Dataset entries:

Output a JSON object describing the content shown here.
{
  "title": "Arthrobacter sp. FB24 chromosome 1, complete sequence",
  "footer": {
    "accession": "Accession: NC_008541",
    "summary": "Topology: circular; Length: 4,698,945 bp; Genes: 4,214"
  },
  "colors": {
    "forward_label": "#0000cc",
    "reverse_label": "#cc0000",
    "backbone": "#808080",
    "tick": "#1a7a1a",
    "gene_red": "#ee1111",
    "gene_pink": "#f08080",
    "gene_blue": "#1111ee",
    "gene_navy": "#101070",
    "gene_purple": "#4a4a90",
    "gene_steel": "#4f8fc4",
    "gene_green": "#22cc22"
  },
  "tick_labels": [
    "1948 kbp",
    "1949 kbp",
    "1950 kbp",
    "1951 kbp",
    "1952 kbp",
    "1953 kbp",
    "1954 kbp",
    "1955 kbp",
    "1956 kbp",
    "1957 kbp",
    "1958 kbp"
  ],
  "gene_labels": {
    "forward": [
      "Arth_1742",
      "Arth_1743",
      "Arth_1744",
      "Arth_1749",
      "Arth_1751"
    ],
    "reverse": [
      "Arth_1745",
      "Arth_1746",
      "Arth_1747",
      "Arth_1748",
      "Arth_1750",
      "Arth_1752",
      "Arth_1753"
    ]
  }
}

What is needed: Would you please give all of the records again exactly as they stand?

Answer for this exercise:
Output a JSON object describing the content shown here.
{
  "title": "Arthrobacter sp. FB24 chromosome 1, complete sequence",
  "footer": {
    "accession": "Accession: NC_008541",
    "summary": "Topology: circular; Length: 4,698,945 bp; Genes: 4,214"
  },
  "colors": {
    "forward_label": "#0000cc",
    "reverse_label": "#cc0000",
    "backbone": "#808080",
    "tick": "#1a7a1a",
    "gene_red": "#ee1111",
    "gene_pink": "#f08080",
    "gene_blue": "#1111ee",
    "gene_navy": "#101070",
    "gene_purple": "#4a4a90",
    "gene_steel": "#4f8fc4",
    "gene_green": "#22cc22"
  },
  "tick_labels": [
    "1948 kbp",
    "1949 kbp",
    "1950 kbp",
    "1951 kbp",
    "1952 kbp",
    "1953 kbp",
    "1954 kbp",
    "1955 kbp",
    "1956 kbp",
    "1957 kbp",
    "1958 kbp"
  ],
  "gene_labels": {
    "forward": [
      "Arth_1742",
      "Arth_1743",
      "Arth_1744",
      "Arth_1749",
      "Arth_1751"
    ],
    "reverse": [
      "Arth_1745",
      "Arth_1746",
      "Arth_1747",
      "Arth_1748",
      "Arth_1750",
      "Arth_1752",
      "Arth_1753"
    ]
  }
}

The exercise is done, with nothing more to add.